_Exercise material_
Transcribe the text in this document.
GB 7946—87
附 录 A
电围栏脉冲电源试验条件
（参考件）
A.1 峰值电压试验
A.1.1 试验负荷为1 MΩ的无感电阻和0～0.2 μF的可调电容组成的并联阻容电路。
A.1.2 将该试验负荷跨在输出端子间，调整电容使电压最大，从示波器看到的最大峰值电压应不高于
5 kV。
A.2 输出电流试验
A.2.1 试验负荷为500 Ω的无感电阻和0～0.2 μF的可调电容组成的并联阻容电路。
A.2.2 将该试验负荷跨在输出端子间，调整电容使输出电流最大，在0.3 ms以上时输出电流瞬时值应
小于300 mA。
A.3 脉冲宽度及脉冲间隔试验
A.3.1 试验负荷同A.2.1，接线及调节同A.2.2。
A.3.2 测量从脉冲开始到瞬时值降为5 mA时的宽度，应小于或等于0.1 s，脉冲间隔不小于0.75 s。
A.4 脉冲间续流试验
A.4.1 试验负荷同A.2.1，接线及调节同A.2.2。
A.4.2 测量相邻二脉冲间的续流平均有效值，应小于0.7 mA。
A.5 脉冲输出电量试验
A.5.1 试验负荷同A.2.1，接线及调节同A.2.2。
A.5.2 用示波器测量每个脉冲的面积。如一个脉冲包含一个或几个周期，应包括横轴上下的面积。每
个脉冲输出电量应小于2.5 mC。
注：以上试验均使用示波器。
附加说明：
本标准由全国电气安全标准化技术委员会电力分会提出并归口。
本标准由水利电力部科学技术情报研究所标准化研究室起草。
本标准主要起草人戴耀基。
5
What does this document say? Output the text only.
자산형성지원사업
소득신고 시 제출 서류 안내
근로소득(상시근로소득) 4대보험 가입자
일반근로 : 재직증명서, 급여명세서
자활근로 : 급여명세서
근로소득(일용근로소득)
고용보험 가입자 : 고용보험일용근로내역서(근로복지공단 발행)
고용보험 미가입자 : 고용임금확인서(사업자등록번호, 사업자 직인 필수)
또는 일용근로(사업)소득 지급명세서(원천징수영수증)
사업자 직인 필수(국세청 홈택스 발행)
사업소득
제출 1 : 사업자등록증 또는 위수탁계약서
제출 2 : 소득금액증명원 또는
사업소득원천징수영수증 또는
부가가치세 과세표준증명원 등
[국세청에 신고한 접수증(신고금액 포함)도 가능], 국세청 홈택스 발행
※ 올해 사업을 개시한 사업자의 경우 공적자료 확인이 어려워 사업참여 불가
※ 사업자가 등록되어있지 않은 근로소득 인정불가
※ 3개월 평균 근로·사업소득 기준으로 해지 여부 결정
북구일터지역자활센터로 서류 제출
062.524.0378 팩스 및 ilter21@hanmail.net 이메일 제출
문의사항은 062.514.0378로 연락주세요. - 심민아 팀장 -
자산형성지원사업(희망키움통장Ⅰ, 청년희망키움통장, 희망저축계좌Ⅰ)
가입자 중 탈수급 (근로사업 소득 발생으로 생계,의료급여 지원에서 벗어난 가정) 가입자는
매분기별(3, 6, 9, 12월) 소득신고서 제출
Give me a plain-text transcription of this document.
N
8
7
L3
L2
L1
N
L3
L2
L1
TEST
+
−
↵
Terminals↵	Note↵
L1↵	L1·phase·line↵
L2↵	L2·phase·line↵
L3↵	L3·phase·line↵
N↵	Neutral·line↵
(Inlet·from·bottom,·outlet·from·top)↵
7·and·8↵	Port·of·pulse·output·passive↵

_Exercise directions_
In the listing above, find the line containing "What does this" and please quote exactly that line through the last one, and no other lines.

_Correct output_
What does this document say? Output the text only.
자산형성지원사업
소득신고 시 제출 서류 안내
근로소득(상시근로소득) 4대보험 가입자
일반근로 : 재직증명서, 급여명세서
자활근로 : 급여명세서
근로소득(일용근로소득)
고용보험 가입자 : 고용보험일용근로내역서(근로복지공단 발행)
고용보험 미가입자 : 고용임금확인서(사업자등록번호, 사업자 직인 필수)
또는 일용근로(사업)소득 지급명세서(원천징수영수증)
사업자 직인 필수(국세청 홈택스 발행)
사업소득
제출 1 : 사업자등록증 또는 위수탁계약서
제출 2 : 소득금액증명원 또는
사업소득원천징수영수증 또는
부가가치세 과세표준증명원 등
[국세청에 신고한 접수증(신고금액 포함)도 가능], 국세청 홈택스 발행
※ 올해 사업을 개시한 사업자의 경우 공적자료 확인이 어려워 사업참여 불가
※ 사업자가 등록되어있지 않은 근로소득 인정불가
※ 3개월 평균 근로·사업소득 기준으로 해지 여부 결정
북구일터지역자활센터로 서류 제출
062.524.0378 팩스 및 ilter21@hanmail.net 이메일 제출
문의사항은 062.514.0378로 연락주세요. - 심민아 팀장 -
자산형성지원사업(희망키움통장Ⅰ, 청년희망키움통장, 희망저축계좌Ⅰ)
가입자 중 탈수급 (근로사업 소득 발생으로 생계,의료급여 지원에서 벗어난 가정) 가입자는
매분기별(3, 6, 9, 12월) 소득신고서 제출
Give me a plain-text transcription of this document.
N
8
7
L3
L2
L1
N
L3
L2
L1
TEST
+
−
↵
Terminals↵	Note↵
L1↵	L1·phase·line↵
L2↵	L2·phase·line↵
L3↵	L3·phase·line↵
N↵	Neutral·line↵
(Inlet·from·bottom,·outlet·from·top)↵
7·and·8↵	Port·of·pulse·output·passive↵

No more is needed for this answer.